»»
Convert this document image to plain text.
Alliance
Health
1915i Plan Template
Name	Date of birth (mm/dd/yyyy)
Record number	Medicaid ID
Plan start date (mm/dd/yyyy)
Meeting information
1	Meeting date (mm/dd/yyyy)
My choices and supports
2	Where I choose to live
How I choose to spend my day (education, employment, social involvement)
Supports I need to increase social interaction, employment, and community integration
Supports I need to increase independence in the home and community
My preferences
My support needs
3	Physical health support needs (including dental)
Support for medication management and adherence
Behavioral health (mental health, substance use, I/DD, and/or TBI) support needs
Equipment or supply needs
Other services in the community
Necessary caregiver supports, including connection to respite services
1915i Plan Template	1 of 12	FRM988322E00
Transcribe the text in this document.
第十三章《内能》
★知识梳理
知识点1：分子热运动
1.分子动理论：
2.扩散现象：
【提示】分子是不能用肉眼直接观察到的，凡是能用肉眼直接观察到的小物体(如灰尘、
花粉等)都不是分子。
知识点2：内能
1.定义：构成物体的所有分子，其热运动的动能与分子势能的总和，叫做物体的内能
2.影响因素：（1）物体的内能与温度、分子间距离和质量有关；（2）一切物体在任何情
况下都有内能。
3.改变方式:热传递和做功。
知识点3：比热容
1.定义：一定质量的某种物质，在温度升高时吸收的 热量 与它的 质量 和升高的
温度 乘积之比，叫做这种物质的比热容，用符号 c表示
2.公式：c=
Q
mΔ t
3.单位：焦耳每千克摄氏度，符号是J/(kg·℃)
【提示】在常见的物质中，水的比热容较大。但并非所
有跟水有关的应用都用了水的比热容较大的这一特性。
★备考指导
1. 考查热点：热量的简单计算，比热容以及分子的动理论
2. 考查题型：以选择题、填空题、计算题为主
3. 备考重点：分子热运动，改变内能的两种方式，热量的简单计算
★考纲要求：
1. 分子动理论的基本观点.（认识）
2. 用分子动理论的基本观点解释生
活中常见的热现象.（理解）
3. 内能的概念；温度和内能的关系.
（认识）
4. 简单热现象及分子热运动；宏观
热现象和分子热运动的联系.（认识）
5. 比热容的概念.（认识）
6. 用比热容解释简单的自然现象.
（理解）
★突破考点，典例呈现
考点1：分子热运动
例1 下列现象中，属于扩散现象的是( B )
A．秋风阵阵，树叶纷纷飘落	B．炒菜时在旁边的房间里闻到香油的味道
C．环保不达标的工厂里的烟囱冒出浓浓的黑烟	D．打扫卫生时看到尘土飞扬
««
Each line of the listing should be copied exactly.

TASK OUTPUT:
Convert this document image to plain text.
Alliance
Health
1915i Plan Template
Name	Date of birth (mm/dd/yyyy)
Record number	Medicaid ID
Plan start date (mm/dd/yyyy)
Meeting information
1	Meeting date (mm/dd/yyyy)
My choices and supports
2	Where I choose to live
How I choose to spend my day (education, employment, social involvement)
Supports I need to increase social interaction, employment, and community integration
Supports I need to increase independence in the home and community
My preferences
My support needs
3	Physical health support needs (including dental)
Support for medication management and adherence
Behavioral health (mental health, substance use, I/DD, and/or TBI) support needs
Equipment or supply needs
Other services in the community
Necessary caregiver supports, including connection to respite services
1915i Plan Template	1 of 12	FRM988322E00
Transcribe the text in this document.
第十三章《内能》
★知识梳理
知识点1：分子热运动
1.分子动理论：
2.扩散现象：
【提示】分子是不能用肉眼直接观察到的，凡是能用肉眼直接观察到的小物体(如灰尘、
花粉等)都不是分子。
知识点2：内能
1.定义：构成物体的所有分子，其热运动的动能与分子势能的总和，叫做物体的内能
2.影响因素：（1）物体的内能与温度、分子间距离和质量有关；（2）一切物体在任何情
况下都有内能。
3.改变方式:热传递和做功。
知识点3：比热容
1.定义：一定质量的某种物质，在温度升高时吸收的 热量 与它的 质量 和升高的
温度 乘积之比，叫做这种物质的比热容，用符号 c表示
2.公式：c=
Q
mΔ t
3.单位：焦耳每千克摄氏度，符号是J/(kg·℃)
【提示】在常见的物质中，水的比热容较大。但并非所
有跟水有关的应用都用了水的比热容较大的这一特性。
★备考指导
1. 考查热点：热量的简单计算，比热容以及分子的动理论
2. 考查题型：以选择题、填空题、计算题为主
3. 备考重点：分子热运动，改变内能的两种方式，热量的简单计算
★考纲要求：
1. 分子动理论的基本观点.（认识）
2. 用分子动理论的基本观点解释生
活中常见的热现象.（理解）
3. 内能的概念；温度和内能的关系.
（认识）
4. 简单热现象及分子热运动；宏观
热现象和分子热运动的联系.（认识）
5. 比热容的概念.（认识）
6. 用比热容解释简单的自然现象.
（理解）
★突破考点，典例呈现
考点1：分子热运动
例1 下列现象中，属于扩散现象的是( B )
A．秋风阵阵，树叶纷纷飘落	B．炒菜时在旁边的房间里闻到香油的味道
C．环保不达标的工厂里的烟囱冒出浓浓的黑烟	D．打扫卫生时看到尘土飞扬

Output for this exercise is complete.